>>>>

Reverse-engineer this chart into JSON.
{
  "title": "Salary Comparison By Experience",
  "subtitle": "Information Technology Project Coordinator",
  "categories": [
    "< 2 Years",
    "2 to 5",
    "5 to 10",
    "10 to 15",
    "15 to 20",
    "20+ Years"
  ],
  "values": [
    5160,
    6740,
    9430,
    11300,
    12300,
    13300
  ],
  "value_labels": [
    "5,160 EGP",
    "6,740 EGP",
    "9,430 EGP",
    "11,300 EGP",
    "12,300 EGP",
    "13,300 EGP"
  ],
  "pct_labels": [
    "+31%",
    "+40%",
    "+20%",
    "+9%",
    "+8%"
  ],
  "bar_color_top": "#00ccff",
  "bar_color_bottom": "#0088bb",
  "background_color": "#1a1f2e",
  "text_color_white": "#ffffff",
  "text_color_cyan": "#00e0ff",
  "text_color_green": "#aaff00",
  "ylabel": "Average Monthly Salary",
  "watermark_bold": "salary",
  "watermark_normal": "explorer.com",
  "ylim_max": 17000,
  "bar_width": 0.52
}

<<<<

◆ Your objective:
Take the listing above and set it down exactly.

◆ Output of the exercise:
Reverse-engineer this chart into JSON.
{
  "title": "Salary Comparison By Experience",
  "subtitle": "Information Technology Project Coordinator",
  "categories": [
    "< 2 Years",
    "2 to 5",
    "5 to 10",
    "10 to 15",
    "15 to 20",
    "20+ Years"
  ],
  "values": [
    5160,
    6740,
    9430,
    11300,
    12300,
    13300
  ],
  "value_labels": [
    "5,160 EGP",
    "6,740 EGP",
    "9,430 EGP",
    "11,300 EGP",
    "12,300 EGP",
    "13,300 EGP"
  ],
  "pct_labels": [
    "+31%",
    "+40%",
    "+20%",
    "+9%",
    "+8%"
  ],
  "bar_color_top": "#00ccff",
  "bar_color_bottom": "#0088bb",
  "background_color": "#1a1f2e",
  "text_color_white": "#ffffff",
  "text_color_cyan": "#00e0ff",
  "text_color_green": "#aaff00",
  "ylabel": "Average Monthly Salary",
  "watermark_bold": "salary",
  "watermark_normal": "explorer.com",
  "ylim_max": 17000,
  "bar_width": 0.52
}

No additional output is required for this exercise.